Answer with a single number, the count of lines holding the word "Nights".

(Source data)
— Start —

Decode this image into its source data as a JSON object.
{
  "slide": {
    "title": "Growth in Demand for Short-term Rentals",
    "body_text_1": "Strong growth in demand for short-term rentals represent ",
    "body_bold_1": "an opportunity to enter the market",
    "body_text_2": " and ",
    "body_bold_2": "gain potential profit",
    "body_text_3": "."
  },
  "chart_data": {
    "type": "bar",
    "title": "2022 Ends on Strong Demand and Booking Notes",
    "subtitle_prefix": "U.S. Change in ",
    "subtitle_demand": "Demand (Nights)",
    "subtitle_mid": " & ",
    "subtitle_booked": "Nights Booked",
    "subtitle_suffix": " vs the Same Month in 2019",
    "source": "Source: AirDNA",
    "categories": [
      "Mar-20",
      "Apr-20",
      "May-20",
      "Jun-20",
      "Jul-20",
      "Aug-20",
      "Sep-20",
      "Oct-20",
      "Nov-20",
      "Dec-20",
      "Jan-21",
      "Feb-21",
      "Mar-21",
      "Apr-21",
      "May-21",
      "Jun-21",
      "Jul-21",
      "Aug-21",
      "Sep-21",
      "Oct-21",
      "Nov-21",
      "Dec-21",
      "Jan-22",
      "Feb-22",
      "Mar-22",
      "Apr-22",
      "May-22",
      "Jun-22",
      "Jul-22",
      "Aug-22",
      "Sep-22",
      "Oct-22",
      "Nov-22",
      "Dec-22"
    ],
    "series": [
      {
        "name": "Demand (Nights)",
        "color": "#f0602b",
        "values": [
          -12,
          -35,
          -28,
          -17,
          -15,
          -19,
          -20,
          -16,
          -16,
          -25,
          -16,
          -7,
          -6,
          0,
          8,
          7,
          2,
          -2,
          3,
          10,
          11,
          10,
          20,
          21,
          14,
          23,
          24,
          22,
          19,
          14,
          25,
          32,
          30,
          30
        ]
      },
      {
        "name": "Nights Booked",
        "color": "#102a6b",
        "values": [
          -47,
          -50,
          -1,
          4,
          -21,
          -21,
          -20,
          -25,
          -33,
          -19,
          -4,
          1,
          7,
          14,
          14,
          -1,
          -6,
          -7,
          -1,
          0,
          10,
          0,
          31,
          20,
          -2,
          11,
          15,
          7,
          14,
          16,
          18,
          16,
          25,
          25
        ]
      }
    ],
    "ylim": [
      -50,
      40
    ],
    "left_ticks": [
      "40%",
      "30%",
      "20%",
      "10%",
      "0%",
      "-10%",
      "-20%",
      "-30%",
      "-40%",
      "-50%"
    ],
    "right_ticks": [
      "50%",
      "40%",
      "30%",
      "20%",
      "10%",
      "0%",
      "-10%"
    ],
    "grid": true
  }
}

— End —
— Start —

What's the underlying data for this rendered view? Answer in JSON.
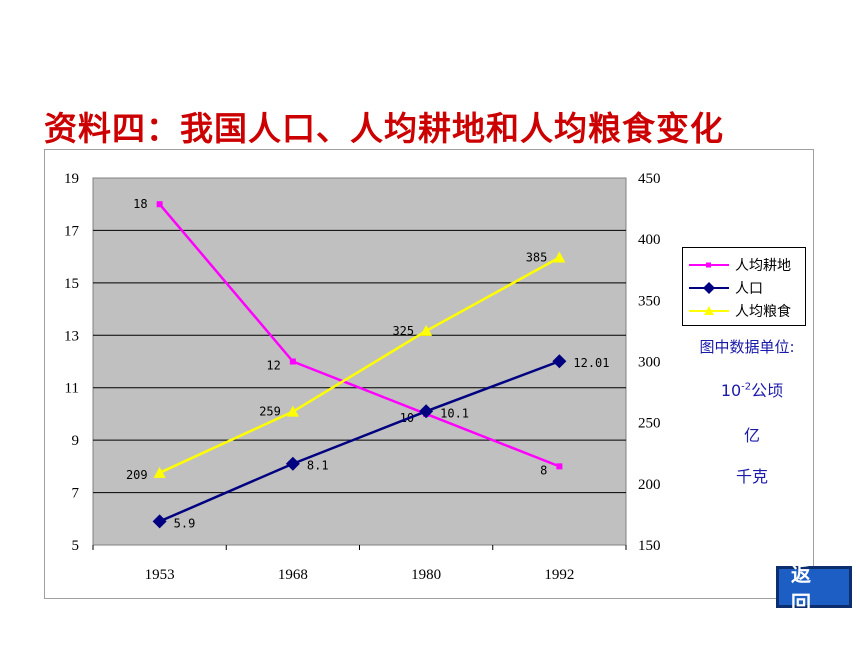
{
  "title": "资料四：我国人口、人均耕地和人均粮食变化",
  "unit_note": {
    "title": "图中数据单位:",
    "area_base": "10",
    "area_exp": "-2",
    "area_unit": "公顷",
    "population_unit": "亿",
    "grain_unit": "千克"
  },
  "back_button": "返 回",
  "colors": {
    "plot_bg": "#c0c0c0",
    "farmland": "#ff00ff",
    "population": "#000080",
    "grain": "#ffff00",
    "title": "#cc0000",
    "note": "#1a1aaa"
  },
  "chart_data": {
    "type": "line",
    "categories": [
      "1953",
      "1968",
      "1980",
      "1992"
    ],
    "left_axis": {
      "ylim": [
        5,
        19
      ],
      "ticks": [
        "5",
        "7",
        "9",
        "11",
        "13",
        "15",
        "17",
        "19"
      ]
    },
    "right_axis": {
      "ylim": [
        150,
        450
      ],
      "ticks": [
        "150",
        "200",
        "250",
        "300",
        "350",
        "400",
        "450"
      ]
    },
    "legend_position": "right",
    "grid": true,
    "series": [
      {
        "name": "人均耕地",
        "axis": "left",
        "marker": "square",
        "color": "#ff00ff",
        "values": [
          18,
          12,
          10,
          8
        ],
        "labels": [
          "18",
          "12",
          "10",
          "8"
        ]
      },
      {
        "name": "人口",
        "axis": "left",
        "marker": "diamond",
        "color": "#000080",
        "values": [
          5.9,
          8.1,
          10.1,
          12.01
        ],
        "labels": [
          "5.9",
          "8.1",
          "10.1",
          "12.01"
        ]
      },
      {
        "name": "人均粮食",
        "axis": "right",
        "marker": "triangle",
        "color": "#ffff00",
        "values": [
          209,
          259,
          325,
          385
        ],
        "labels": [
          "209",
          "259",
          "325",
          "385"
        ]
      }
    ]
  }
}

— End —
— Start —

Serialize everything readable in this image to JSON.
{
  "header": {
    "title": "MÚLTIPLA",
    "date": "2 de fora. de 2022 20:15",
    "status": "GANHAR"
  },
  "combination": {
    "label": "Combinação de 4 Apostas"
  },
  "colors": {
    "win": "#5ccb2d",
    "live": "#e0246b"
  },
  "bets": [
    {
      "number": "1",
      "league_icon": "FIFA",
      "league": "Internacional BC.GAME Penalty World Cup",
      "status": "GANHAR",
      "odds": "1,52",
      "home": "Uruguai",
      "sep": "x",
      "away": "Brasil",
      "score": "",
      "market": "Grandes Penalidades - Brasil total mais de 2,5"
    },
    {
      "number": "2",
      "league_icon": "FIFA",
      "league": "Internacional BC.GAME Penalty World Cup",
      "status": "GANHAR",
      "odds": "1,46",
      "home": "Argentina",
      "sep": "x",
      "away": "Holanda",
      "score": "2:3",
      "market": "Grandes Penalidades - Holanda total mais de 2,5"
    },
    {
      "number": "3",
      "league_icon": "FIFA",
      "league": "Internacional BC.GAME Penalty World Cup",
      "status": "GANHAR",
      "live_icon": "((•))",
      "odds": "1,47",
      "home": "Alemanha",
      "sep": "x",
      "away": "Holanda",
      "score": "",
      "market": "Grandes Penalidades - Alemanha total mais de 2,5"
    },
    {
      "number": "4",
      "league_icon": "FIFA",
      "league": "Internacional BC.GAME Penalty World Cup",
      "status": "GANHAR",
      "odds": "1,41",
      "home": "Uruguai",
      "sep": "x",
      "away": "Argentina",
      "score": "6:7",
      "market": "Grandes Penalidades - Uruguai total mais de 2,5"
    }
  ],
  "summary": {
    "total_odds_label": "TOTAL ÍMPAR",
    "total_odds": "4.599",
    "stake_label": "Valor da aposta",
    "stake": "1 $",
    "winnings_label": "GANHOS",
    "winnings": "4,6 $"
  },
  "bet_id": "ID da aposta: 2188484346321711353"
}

— End —

### [THE ANSWER]
4